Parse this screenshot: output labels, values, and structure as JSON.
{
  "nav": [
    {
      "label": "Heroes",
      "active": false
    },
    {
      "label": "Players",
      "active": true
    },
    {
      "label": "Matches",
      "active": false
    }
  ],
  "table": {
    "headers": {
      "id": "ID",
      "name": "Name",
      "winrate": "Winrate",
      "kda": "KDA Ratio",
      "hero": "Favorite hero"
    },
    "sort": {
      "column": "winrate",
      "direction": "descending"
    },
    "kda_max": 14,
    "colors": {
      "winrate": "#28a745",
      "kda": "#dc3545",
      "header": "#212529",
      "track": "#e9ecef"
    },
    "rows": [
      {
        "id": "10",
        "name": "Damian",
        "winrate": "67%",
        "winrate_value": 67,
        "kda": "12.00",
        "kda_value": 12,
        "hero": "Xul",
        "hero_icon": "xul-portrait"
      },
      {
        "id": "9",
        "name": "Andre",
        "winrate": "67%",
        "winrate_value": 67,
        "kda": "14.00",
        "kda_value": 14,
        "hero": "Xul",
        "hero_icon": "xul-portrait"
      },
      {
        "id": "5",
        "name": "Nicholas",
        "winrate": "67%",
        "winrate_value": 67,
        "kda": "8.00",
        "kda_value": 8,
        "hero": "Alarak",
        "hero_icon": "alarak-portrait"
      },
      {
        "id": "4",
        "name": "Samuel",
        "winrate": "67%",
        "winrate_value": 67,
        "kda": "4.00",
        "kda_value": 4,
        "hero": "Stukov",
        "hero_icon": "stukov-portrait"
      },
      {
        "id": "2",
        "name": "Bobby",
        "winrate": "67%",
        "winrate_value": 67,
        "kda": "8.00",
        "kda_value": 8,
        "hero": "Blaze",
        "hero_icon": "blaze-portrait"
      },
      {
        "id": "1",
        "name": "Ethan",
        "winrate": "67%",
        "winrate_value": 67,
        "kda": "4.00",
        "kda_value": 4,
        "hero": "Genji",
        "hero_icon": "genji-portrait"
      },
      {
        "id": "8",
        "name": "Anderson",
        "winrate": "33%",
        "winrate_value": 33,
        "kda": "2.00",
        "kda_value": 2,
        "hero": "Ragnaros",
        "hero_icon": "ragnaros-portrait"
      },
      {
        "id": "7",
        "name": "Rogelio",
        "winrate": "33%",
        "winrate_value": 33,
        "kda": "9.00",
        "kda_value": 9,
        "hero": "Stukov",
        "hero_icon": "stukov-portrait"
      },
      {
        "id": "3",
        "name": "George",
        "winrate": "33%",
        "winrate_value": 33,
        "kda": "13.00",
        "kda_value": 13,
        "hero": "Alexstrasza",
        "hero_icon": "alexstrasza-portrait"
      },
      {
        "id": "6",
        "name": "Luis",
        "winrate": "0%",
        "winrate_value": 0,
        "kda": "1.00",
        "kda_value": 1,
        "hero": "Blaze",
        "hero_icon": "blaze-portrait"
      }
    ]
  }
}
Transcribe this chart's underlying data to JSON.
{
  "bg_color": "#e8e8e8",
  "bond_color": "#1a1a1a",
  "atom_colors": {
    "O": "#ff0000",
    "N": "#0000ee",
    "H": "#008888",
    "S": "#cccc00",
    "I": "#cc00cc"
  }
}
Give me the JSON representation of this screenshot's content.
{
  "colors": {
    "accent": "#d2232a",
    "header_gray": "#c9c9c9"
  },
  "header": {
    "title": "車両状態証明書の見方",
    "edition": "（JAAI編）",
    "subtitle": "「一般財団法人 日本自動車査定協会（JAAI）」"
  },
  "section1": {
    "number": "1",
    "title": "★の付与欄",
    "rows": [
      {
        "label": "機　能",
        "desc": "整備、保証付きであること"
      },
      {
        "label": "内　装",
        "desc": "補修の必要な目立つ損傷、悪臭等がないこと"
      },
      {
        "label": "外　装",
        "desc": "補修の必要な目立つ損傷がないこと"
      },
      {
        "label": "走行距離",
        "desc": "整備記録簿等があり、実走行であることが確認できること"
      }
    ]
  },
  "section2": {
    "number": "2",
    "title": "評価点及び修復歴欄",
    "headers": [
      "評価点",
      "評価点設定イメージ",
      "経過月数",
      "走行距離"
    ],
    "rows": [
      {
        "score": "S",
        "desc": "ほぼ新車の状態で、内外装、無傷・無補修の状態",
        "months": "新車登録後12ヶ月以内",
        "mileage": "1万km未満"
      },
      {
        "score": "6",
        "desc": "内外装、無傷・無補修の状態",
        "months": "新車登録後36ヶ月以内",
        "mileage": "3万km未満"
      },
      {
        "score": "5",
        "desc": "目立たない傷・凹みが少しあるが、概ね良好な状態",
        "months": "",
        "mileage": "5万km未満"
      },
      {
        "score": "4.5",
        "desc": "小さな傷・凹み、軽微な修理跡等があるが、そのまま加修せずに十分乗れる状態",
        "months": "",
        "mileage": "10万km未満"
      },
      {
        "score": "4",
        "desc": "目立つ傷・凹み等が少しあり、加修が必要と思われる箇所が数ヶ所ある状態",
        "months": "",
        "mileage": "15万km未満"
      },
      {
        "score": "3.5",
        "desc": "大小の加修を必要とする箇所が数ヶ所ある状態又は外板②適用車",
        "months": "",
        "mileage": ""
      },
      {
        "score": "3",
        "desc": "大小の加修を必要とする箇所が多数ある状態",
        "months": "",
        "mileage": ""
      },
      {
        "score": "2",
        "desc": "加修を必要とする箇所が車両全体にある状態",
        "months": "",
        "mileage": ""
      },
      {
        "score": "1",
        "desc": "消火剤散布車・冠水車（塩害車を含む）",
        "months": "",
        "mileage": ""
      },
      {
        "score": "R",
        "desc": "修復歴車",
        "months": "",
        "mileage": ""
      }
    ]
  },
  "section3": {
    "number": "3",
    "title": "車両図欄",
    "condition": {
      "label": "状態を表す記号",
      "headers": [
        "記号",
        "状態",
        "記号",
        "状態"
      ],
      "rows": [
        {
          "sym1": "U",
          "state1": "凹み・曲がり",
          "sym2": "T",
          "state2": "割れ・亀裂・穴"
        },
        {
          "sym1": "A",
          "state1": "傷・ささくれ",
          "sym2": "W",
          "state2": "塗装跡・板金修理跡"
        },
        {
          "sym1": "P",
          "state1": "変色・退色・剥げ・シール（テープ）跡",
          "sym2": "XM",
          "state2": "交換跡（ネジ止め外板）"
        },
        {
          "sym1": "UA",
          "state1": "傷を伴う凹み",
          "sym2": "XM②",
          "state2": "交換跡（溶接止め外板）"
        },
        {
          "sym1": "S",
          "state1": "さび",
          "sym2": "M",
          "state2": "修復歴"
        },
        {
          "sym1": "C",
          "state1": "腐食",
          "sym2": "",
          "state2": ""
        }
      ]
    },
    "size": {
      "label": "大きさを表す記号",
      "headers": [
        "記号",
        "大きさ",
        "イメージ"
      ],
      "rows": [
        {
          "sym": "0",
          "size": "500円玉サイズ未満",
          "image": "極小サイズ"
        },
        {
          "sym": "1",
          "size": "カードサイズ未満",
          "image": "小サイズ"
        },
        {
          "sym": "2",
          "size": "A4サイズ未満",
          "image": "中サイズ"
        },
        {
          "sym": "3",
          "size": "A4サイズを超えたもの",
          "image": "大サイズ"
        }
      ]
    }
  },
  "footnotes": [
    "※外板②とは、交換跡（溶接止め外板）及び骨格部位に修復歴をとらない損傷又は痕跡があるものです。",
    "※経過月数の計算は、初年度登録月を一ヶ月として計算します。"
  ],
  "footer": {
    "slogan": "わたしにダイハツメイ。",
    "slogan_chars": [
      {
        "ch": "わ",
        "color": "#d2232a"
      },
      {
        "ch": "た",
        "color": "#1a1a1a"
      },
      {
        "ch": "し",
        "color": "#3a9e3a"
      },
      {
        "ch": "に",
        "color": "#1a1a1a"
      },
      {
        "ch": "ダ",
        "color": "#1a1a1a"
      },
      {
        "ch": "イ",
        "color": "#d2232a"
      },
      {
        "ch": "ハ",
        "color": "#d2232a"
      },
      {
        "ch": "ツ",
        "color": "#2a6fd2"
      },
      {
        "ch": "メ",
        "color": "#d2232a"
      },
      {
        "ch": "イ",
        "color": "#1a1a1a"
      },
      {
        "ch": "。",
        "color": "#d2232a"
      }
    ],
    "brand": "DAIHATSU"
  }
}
---
Search the data for "screenshot". Copy every line that has it.

Parse this screenshot: output labels, values, and structure as JSON.
Give me the JSON representation of this screenshot's content.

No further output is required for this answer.